WHAT IS NEEDED — All of the material should be reproduced exactly, with pictures left out.

■ ■ ■ ■ ■ ■ ■

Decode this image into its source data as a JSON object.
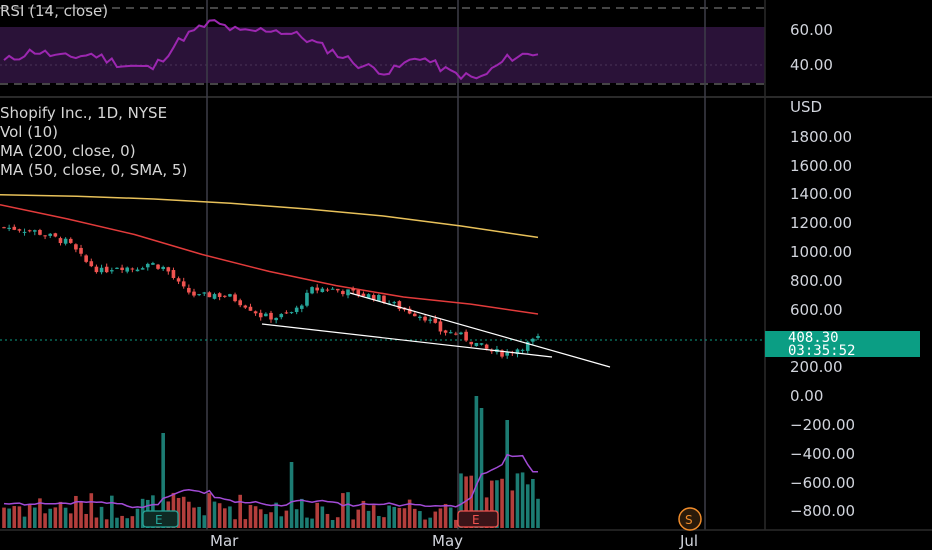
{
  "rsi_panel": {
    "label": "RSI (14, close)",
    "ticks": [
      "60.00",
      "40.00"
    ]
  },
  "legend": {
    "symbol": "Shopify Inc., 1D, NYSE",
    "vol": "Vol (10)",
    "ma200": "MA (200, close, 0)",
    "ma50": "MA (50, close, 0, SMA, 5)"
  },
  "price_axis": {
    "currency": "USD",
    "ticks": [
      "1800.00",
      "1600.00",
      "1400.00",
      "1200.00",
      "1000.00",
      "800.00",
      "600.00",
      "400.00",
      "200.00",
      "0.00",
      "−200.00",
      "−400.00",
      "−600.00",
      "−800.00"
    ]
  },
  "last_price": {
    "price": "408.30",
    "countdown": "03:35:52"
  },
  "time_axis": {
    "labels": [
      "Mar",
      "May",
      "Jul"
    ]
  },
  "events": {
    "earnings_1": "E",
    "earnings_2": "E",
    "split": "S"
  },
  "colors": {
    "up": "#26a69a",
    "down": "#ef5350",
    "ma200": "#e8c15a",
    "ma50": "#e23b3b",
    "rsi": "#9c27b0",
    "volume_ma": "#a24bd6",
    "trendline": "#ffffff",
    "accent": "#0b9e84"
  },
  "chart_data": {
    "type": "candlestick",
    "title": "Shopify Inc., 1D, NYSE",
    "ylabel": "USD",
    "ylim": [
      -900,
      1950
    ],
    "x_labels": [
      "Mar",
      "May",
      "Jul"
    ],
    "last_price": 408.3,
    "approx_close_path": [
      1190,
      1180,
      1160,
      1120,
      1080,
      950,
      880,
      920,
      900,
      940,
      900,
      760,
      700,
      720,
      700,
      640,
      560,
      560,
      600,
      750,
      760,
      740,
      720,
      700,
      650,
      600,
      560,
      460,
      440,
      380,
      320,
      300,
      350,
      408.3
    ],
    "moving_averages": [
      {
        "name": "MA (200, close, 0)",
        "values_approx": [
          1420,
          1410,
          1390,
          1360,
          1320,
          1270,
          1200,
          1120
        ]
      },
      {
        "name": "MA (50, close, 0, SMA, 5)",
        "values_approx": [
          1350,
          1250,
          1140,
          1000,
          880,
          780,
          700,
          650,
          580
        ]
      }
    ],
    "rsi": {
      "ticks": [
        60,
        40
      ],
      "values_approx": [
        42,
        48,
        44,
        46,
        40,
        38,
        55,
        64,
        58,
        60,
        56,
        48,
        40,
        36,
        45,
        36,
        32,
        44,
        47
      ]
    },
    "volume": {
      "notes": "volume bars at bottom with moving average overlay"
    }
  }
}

■ ■ ■ ■ ■ ■ ■

THE RESULT —
Decode this image into its source data as a JSON object.
{
  "rsi_panel": {
    "label": "RSI (14, close)",
    "ticks": [
      "60.00",
      "40.00"
    ]
  },
  "legend": {
    "symbol": "Shopify Inc., 1D, NYSE",
    "vol": "Vol (10)",
    "ma200": "MA (200, close, 0)",
    "ma50": "MA (50, close, 0, SMA, 5)"
  },
  "price_axis": {
    "currency": "USD",
    "ticks": [
      "1800.00",
      "1600.00",
      "1400.00",
      "1200.00",
      "1000.00",
      "800.00",
      "600.00",
      "400.00",
      "200.00",
      "0.00",
      "−200.00",
      "−400.00",
      "−600.00",
      "−800.00"
    ]
  },
  "last_price": {
    "price": "408.30",
    "countdown": "03:35:52"
  },
  "time_axis": {
    "labels": [
      "Mar",
      "May",
      "Jul"
    ]
  },
  "events": {
    "earnings_1": "E",
    "earnings_2": "E",
    "split": "S"
  },
  "colors": {
    "up": "#26a69a",
    "down": "#ef5350",
    "ma200": "#e8c15a",
    "ma50": "#e23b3b",
    "rsi": "#9c27b0",
    "volume_ma": "#a24bd6",
    "trendline": "#ffffff",
    "accent": "#0b9e84"
  },
  "chart_data": {
    "type": "candlestick",
    "title": "Shopify Inc., 1D, NYSE",
    "ylabel": "USD",
    "ylim": [
      -900,
      1950
    ],
    "x_labels": [
      "Mar",
      "May",
      "Jul"
    ],
    "last_price": 408.3,
    "approx_close_path": [
      1190,
      1180,
      1160,
      1120,
      1080,
      950,
      880,
      920,
      900,
      940,
      900,
      760,
      700,
      720,
      700,
      640,
      560,
      560,
      600,
      750,
      760,
      740,
      720,
      700,
      650,
      600,
      560,
      460,
      440,
      380,
      320,
      300,
      350,
      408.3
    ],
    "moving_averages": [
      {
        "name": "MA (200, close, 0)",
        "values_approx": [
          1420,
          1410,
          1390,
          1360,
          1320,
          1270,
          1200,
          1120
        ]
      },
      {
        "name": "MA (50, close, 0, SMA, 5)",
        "values_approx": [
          1350,
          1250,
          1140,
          1000,
          880,
          780,
          700,
          650,
          580
        ]
      }
    ],
    "rsi": {
      "ticks": [
        60,
        40
      ],
      "values_approx": [
        42,
        48,
        44,
        46,
        40,
        38,
        55,
        64,
        58,
        60,
        56,
        48,
        40,
        36,
        45,
        36,
        32,
        44,
        47
      ]
    },
    "volume": {
      "notes": "volume bars at bottom with moving average overlay"
    }
  }
}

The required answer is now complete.